TASK DIRECTIONS: Report the count of lines below that include "varphi", without any other text.

DATA SUPPLIED:
============================================================
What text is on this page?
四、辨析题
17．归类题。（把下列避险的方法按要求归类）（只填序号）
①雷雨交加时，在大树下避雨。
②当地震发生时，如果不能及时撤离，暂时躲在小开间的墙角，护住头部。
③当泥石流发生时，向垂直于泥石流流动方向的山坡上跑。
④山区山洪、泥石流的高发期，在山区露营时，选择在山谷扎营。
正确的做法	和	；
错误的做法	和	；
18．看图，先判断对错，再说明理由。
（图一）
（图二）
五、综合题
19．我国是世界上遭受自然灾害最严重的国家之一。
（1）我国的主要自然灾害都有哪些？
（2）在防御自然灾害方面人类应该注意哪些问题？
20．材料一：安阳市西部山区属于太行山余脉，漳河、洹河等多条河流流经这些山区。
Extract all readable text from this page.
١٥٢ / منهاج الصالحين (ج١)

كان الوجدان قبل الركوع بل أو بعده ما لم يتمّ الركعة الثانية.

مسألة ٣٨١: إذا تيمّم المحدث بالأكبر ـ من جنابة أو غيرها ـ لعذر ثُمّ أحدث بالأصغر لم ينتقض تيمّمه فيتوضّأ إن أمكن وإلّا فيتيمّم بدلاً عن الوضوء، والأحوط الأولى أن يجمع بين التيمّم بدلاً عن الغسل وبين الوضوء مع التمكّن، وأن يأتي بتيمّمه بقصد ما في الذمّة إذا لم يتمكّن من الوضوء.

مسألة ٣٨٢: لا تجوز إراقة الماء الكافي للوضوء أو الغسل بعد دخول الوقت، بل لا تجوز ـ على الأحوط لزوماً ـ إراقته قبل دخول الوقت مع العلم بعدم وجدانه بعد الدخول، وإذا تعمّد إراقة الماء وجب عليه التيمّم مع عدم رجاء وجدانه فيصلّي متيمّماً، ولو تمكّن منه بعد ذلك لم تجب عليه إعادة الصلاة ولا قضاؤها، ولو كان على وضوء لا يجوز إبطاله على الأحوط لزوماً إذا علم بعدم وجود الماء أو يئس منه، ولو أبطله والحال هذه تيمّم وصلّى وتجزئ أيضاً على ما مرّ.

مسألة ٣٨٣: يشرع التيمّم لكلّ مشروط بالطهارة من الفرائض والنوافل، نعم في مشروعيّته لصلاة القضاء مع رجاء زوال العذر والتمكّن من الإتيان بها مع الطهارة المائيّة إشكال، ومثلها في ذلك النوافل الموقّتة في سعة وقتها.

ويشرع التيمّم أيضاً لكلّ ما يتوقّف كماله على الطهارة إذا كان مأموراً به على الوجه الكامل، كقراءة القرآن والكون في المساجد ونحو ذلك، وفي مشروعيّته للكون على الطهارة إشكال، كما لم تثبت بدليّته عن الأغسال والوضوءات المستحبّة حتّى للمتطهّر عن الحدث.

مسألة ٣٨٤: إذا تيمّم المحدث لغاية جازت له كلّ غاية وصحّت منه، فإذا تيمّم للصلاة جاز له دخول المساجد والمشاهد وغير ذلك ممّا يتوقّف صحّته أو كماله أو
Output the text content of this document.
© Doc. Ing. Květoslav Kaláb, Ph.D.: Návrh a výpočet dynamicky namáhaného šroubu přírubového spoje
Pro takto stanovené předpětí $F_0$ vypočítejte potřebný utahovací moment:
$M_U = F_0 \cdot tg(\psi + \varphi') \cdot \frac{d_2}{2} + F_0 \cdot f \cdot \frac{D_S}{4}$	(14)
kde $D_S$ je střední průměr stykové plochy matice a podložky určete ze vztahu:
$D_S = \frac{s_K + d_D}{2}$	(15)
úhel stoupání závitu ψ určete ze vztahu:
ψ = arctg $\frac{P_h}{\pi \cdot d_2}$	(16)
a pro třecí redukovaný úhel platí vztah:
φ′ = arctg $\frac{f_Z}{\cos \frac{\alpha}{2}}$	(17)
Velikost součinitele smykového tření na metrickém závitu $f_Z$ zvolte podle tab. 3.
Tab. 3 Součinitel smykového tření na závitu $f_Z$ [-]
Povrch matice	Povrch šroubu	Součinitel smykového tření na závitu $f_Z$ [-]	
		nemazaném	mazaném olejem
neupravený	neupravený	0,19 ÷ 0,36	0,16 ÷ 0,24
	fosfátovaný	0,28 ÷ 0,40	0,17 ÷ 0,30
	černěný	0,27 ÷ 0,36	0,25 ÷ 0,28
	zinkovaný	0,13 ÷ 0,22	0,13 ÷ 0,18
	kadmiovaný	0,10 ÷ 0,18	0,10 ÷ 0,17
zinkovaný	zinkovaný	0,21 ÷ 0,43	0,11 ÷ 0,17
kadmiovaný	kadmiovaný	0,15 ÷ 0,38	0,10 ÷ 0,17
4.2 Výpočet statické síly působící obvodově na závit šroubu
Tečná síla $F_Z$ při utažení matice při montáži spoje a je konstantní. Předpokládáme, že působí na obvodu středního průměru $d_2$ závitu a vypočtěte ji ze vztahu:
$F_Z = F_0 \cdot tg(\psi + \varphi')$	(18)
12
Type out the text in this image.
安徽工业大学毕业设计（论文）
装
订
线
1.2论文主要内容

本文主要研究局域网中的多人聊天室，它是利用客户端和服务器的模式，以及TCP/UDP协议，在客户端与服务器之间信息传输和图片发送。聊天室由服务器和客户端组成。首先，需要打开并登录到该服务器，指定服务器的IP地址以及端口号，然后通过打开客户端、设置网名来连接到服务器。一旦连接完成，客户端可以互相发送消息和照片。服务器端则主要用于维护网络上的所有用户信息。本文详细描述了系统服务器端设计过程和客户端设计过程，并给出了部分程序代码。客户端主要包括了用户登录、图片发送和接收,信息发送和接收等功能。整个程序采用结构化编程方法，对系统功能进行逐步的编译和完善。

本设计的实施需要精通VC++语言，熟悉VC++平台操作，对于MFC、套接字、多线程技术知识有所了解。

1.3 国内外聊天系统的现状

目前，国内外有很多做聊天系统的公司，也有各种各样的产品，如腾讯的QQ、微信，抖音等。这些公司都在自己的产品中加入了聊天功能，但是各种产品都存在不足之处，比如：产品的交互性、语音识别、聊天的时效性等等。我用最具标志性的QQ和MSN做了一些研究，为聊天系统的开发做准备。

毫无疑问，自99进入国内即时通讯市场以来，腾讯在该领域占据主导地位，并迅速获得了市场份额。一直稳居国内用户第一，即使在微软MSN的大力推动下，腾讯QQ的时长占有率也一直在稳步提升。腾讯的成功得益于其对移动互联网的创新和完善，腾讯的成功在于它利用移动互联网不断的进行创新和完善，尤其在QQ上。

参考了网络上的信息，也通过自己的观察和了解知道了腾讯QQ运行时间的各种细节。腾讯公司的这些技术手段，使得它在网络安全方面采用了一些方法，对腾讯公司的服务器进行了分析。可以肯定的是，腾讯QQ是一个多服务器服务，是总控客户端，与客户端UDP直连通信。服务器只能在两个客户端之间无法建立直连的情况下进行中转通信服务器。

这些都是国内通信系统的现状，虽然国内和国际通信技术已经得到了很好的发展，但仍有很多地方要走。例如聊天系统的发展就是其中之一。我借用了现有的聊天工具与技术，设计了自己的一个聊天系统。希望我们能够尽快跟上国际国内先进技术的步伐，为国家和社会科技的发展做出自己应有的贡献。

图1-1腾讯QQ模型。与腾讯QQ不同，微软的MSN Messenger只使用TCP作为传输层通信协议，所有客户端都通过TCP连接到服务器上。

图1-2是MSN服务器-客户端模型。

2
============================================================
TASK ANSWER: 2